§ Texto fornecido
****

A malária por Plasmodium vivax apresenta um quadro clínico caracterizado por acessos febris paroxísticos que ocorrem a cada 48 horas (terçã benigna), iniciando-se com calafrios intensos seguidos de fase de calor com febre alta (até 40°C) e sudorese profusa. Sintomas associados incluem cefaleia, mialgias, artralgias, astenia, náuseas, vômitos e dor abdominal. Ao exame físico, podem ser observados palidez cutâneo-mucosa devido à anemia hemolítica, esplenomegalia (aumento do baço) e, menos comumente, hepatomegalia. A evolução pode ser complicada por anemia severa, especialmente em crianças e gestantes, e por recidivas devido à reativação de hipnozoítos hepáticos. Em casos raros, pode ocorrer malária grave com manifestações como síndrome do desconforto respiratório agudo, coagulopatia ou ruptura esplênica, embora isso seja mais frequente em infecções por P. falciparum.

Quadro clínico

O quadro clínico típico inclui início súbito com calafrios intensos, seguidos de febre alta (39-40°C) com duração de 4-6 horas e sudorese profusa, em ciclos de 48 horas (padrão terçã). Sintomas constitucionais como cefaleia, mialgias, artralgias, fadiga, anorexia, náuseas e vômitos são comuns. Sinais físicos podem incluir palidez, esplenomegalia (frequentemente palpável), hepatomegalia leve e, em alguns casos, icterícia devido à hemólise. Em crianças, pode haver convulsões febris. As recidivas, devido à reativação de hipnozoítos, reproduzem o quadro agudo meses ou anos após a infecção inicial. Formas graves são raras, mas podem envolver anemia severa (especialmente em populações vulneráveis), distress respiratório ou complicações esplênicas.

Complicações possíveis

Anemia hemolítica severa

Redução acentuada de hemoglobina devido à lise de eritrócitos infectados e não infectados, podendo requerer transfusão sanguínea.

Esplenomegalia e ruptura esplênica

Aumento do baço com risco de ruptura espontânea ou traumática, uma emergência cirúrgica.

****

§ Tarefas a realizar
A - No texto sobre a malária por Plasmodium vivax, liste todos os sintomas citados na frase que começa com "Sintomas associados incluem".
B - Responda com base no texto sobre a malária por Plasmodium vivax:
(i) A cada quantas horas ocorrem os acessos febris na terçã benigna?
(ii) Segundo a seção "Quadro clínico", quanto tempo dura a febre alta?
(iii) O que a anemia hemolítica severa pode requerer?
Os registros são um material independente, sem ligação com o texto.

****

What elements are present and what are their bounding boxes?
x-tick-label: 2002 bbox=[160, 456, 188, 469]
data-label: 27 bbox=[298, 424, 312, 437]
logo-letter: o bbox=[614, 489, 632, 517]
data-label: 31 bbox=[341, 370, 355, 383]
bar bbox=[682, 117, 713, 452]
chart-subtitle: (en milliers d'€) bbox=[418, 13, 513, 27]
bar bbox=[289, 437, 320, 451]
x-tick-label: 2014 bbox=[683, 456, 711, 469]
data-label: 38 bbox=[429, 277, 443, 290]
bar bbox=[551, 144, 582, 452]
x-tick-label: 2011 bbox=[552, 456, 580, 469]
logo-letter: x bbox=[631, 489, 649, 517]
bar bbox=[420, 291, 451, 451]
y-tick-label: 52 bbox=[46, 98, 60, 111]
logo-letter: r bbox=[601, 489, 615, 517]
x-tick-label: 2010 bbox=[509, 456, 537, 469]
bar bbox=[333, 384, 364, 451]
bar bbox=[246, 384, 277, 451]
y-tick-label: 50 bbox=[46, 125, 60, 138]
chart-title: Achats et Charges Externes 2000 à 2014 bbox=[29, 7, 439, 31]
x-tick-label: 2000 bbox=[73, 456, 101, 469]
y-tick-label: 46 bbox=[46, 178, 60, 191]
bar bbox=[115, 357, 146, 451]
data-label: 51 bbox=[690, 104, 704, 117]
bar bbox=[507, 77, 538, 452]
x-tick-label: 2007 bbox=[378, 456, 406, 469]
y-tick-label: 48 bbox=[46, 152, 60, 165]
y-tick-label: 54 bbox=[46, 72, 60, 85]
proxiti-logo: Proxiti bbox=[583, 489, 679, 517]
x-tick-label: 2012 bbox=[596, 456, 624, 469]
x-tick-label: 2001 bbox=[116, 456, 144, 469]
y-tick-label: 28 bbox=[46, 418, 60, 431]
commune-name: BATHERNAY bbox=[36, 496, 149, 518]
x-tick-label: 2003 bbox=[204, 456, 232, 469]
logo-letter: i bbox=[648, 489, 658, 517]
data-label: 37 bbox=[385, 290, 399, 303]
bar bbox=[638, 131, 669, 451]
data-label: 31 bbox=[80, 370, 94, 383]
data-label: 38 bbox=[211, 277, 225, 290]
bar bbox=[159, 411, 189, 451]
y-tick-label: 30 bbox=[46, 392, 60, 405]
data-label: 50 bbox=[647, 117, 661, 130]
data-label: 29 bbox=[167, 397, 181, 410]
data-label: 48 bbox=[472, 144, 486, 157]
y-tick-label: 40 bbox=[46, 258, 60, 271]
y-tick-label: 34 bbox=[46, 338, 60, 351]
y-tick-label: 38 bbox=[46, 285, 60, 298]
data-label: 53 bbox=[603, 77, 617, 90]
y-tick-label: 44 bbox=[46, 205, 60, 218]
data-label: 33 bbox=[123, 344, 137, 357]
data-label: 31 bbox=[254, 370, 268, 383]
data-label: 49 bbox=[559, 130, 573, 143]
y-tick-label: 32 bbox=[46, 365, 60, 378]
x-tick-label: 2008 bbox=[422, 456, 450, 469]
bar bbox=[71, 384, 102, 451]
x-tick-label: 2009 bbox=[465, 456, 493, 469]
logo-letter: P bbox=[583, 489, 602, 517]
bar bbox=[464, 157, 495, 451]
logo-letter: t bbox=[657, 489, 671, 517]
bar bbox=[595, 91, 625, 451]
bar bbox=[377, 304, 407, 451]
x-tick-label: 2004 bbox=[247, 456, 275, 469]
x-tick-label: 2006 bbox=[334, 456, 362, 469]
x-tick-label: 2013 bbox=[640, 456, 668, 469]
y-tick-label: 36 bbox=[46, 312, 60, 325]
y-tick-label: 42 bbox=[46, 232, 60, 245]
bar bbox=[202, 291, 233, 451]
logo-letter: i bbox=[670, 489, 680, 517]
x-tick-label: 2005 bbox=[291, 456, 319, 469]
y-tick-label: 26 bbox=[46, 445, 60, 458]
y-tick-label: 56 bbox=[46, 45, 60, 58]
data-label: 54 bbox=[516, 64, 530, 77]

****

§ Respostas às tarefas
A - cefaleia, mialgias, artralgias, astenia, náuseas, vômitos, dor abdominal

B -
(i) A cada 48 horas.
(ii) De 4 a 6 horas.
(iii) Transfusão sanguínea.